Task input:
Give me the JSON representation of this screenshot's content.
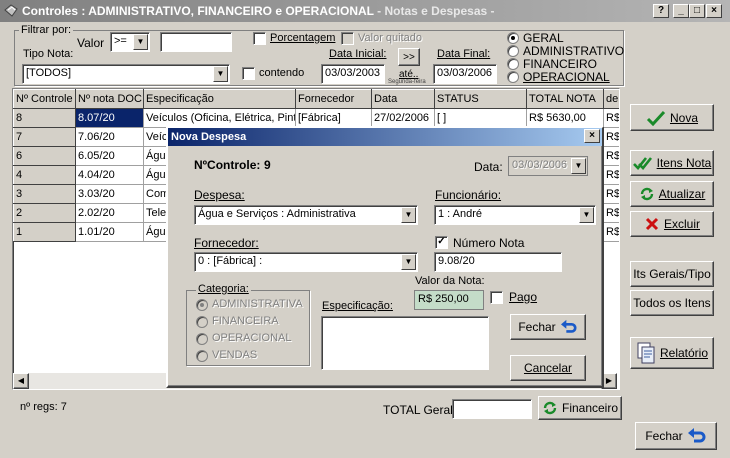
{
  "window": {
    "title": "Controles :  ADMINISTRATIVO, FINANCEIRO  e  OPERACIONAL",
    "subtitle": " - Notas e Despesas -",
    "controls": [
      "?",
      "_",
      "□",
      "×"
    ]
  },
  "filter": {
    "group_label": "Filtrar por:",
    "valor_label": "Valor",
    "operator": ">=",
    "valor_value": "",
    "porcentagem_label": "Porcentagem",
    "valor_quitado_label": "Valor quitado",
    "tipo_nota_label": "Tipo Nota:",
    "tipo_nota_value": "[TODOS]",
    "contendo_label": "contendo",
    "data_inicial_label": "Data Inicial:",
    "data_inicial": "03/03/2003",
    "data_final_label": "Data Final:",
    "data_final": "03/03/2006",
    "range_button": ">>",
    "ate_label": "até..",
    "segunda_label": "Segunda-feira",
    "radios": [
      {
        "label": "GERAL",
        "checked": true
      },
      {
        "label": "ADMINISTRATIVO",
        "checked": false
      },
      {
        "label": "FINANCEIRO",
        "checked": false
      },
      {
        "label": "OPERACIONAL",
        "checked": false
      }
    ]
  },
  "grid": {
    "columns": [
      "Nº  Controle",
      "Nº nota DOC",
      "Especificação",
      "Fornecedor",
      "Data",
      "STATUS",
      "TOTAL NOTA",
      "de"
    ],
    "rows": [
      [
        "8",
        "8.07/20",
        "Veículos (Oficina, Elétrica, Pintura)",
        "[Fábrica]",
        "27/02/2006",
        "[       ]",
        "R$  5630,00",
        "R$"
      ],
      [
        "7",
        "7.06/20",
        "Veíc",
        "",
        "",
        "",
        "",
        "R$"
      ],
      [
        "6",
        "6.05/20",
        "Água",
        "",
        "",
        "",
        "",
        "R$"
      ],
      [
        "4",
        "4.04/20",
        "Água",
        "",
        "",
        "",
        "",
        "R$"
      ],
      [
        "3",
        "3.03/20",
        "Com",
        "",
        "",
        "",
        "",
        "R$"
      ],
      [
        "2",
        "2.02/20",
        "Tele",
        "",
        "",
        "",
        "",
        "R$"
      ],
      [
        "1",
        "1.01/20",
        "Água",
        "",
        "",
        "",
        "",
        "R$"
      ]
    ]
  },
  "side_buttons": {
    "nova": "Nova",
    "itens_nota": "Itens Nota",
    "atualizar": "Atualizar",
    "excluir": "Excluir",
    "its_gerais": "Its Gerais/Tipo",
    "todos_itens": "Todos os Itens",
    "relatorio": "Relatório",
    "fechar": "Fechar"
  },
  "footer": {
    "nregs": "nº regs: 7",
    "total_geral_label": "TOTAL Geral:",
    "total_geral_value": "",
    "financeiro": "Financeiro"
  },
  "dialog": {
    "title": "Nova Despesa",
    "controle_label": "NºControle:",
    "controle_value": "9",
    "data_label": "Data:",
    "data_value": "03/03/2006",
    "despesa_label": "Despesa:",
    "despesa_value": "Água e Serviços : Administrativa",
    "funcionario_label": "Funcionário:",
    "funcionario_value": "1 : André",
    "fornecedor_label": "Fornecedor:",
    "fornecedor_value": "0 : [Fábrica] :",
    "numero_nota_label": "Número Nota",
    "numero_nota_value": "9.08/20",
    "categoria_label": "Categoria:",
    "categorias": [
      {
        "label": "ADMINISTRATIVA",
        "checked": true
      },
      {
        "label": "FINANCEIRA",
        "checked": false
      },
      {
        "label": "OPERACIONAL",
        "checked": false
      },
      {
        "label": "VENDAS",
        "checked": false
      }
    ],
    "especificacao_label": "Especificação:",
    "especificacao_value": "",
    "valor_nota_label": "Valor da Nota:",
    "valor_nota_value": "R$ 250,00",
    "pago_label": "Pago",
    "fechar": "Fechar",
    "cancelar": "Cancelar"
  }
}
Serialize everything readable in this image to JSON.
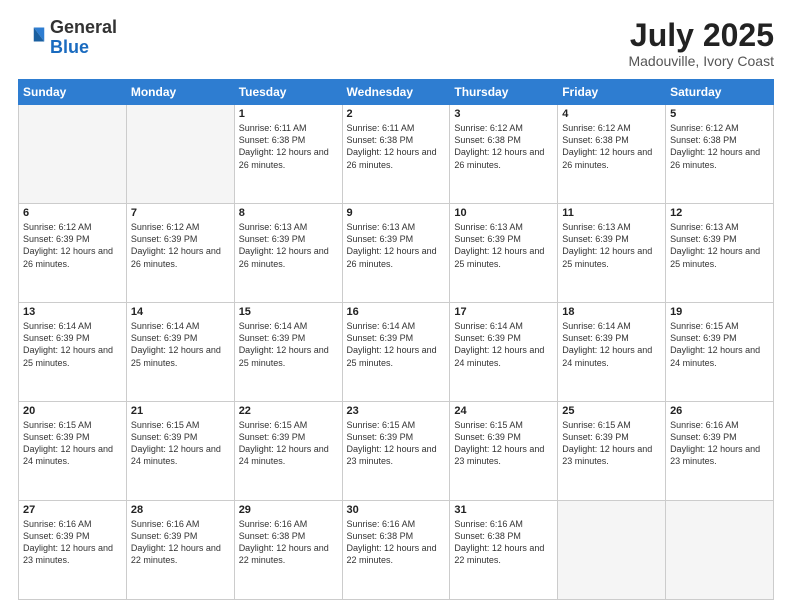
{
  "header": {
    "logo": {
      "general": "General",
      "blue": "Blue"
    },
    "title": "July 2025",
    "location": "Madouville, Ivory Coast"
  },
  "weekdays": [
    "Sunday",
    "Monday",
    "Tuesday",
    "Wednesday",
    "Thursday",
    "Friday",
    "Saturday"
  ],
  "weeks": [
    [
      {
        "day": null,
        "info": null
      },
      {
        "day": null,
        "info": null
      },
      {
        "day": "1",
        "info": "Sunrise: 6:11 AM\nSunset: 6:38 PM\nDaylight: 12 hours and 26 minutes."
      },
      {
        "day": "2",
        "info": "Sunrise: 6:11 AM\nSunset: 6:38 PM\nDaylight: 12 hours and 26 minutes."
      },
      {
        "day": "3",
        "info": "Sunrise: 6:12 AM\nSunset: 6:38 PM\nDaylight: 12 hours and 26 minutes."
      },
      {
        "day": "4",
        "info": "Sunrise: 6:12 AM\nSunset: 6:38 PM\nDaylight: 12 hours and 26 minutes."
      },
      {
        "day": "5",
        "info": "Sunrise: 6:12 AM\nSunset: 6:38 PM\nDaylight: 12 hours and 26 minutes."
      }
    ],
    [
      {
        "day": "6",
        "info": "Sunrise: 6:12 AM\nSunset: 6:39 PM\nDaylight: 12 hours and 26 minutes."
      },
      {
        "day": "7",
        "info": "Sunrise: 6:12 AM\nSunset: 6:39 PM\nDaylight: 12 hours and 26 minutes."
      },
      {
        "day": "8",
        "info": "Sunrise: 6:13 AM\nSunset: 6:39 PM\nDaylight: 12 hours and 26 minutes."
      },
      {
        "day": "9",
        "info": "Sunrise: 6:13 AM\nSunset: 6:39 PM\nDaylight: 12 hours and 26 minutes."
      },
      {
        "day": "10",
        "info": "Sunrise: 6:13 AM\nSunset: 6:39 PM\nDaylight: 12 hours and 25 minutes."
      },
      {
        "day": "11",
        "info": "Sunrise: 6:13 AM\nSunset: 6:39 PM\nDaylight: 12 hours and 25 minutes."
      },
      {
        "day": "12",
        "info": "Sunrise: 6:13 AM\nSunset: 6:39 PM\nDaylight: 12 hours and 25 minutes."
      }
    ],
    [
      {
        "day": "13",
        "info": "Sunrise: 6:14 AM\nSunset: 6:39 PM\nDaylight: 12 hours and 25 minutes."
      },
      {
        "day": "14",
        "info": "Sunrise: 6:14 AM\nSunset: 6:39 PM\nDaylight: 12 hours and 25 minutes."
      },
      {
        "day": "15",
        "info": "Sunrise: 6:14 AM\nSunset: 6:39 PM\nDaylight: 12 hours and 25 minutes."
      },
      {
        "day": "16",
        "info": "Sunrise: 6:14 AM\nSunset: 6:39 PM\nDaylight: 12 hours and 25 minutes."
      },
      {
        "day": "17",
        "info": "Sunrise: 6:14 AM\nSunset: 6:39 PM\nDaylight: 12 hours and 24 minutes."
      },
      {
        "day": "18",
        "info": "Sunrise: 6:14 AM\nSunset: 6:39 PM\nDaylight: 12 hours and 24 minutes."
      },
      {
        "day": "19",
        "info": "Sunrise: 6:15 AM\nSunset: 6:39 PM\nDaylight: 12 hours and 24 minutes."
      }
    ],
    [
      {
        "day": "20",
        "info": "Sunrise: 6:15 AM\nSunset: 6:39 PM\nDaylight: 12 hours and 24 minutes."
      },
      {
        "day": "21",
        "info": "Sunrise: 6:15 AM\nSunset: 6:39 PM\nDaylight: 12 hours and 24 minutes."
      },
      {
        "day": "22",
        "info": "Sunrise: 6:15 AM\nSunset: 6:39 PM\nDaylight: 12 hours and 24 minutes."
      },
      {
        "day": "23",
        "info": "Sunrise: 6:15 AM\nSunset: 6:39 PM\nDaylight: 12 hours and 23 minutes."
      },
      {
        "day": "24",
        "info": "Sunrise: 6:15 AM\nSunset: 6:39 PM\nDaylight: 12 hours and 23 minutes."
      },
      {
        "day": "25",
        "info": "Sunrise: 6:15 AM\nSunset: 6:39 PM\nDaylight: 12 hours and 23 minutes."
      },
      {
        "day": "26",
        "info": "Sunrise: 6:16 AM\nSunset: 6:39 PM\nDaylight: 12 hours and 23 minutes."
      }
    ],
    [
      {
        "day": "27",
        "info": "Sunrise: 6:16 AM\nSunset: 6:39 PM\nDaylight: 12 hours and 23 minutes."
      },
      {
        "day": "28",
        "info": "Sunrise: 6:16 AM\nSunset: 6:39 PM\nDaylight: 12 hours and 22 minutes."
      },
      {
        "day": "29",
        "info": "Sunrise: 6:16 AM\nSunset: 6:38 PM\nDaylight: 12 hours and 22 minutes."
      },
      {
        "day": "30",
        "info": "Sunrise: 6:16 AM\nSunset: 6:38 PM\nDaylight: 12 hours and 22 minutes."
      },
      {
        "day": "31",
        "info": "Sunrise: 6:16 AM\nSunset: 6:38 PM\nDaylight: 12 hours and 22 minutes."
      },
      {
        "day": null,
        "info": null
      },
      {
        "day": null,
        "info": null
      }
    ]
  ]
}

What you need to do: Using the listing, say how many lines include the word "Especificação", and add nothing else.

Output of the task: 2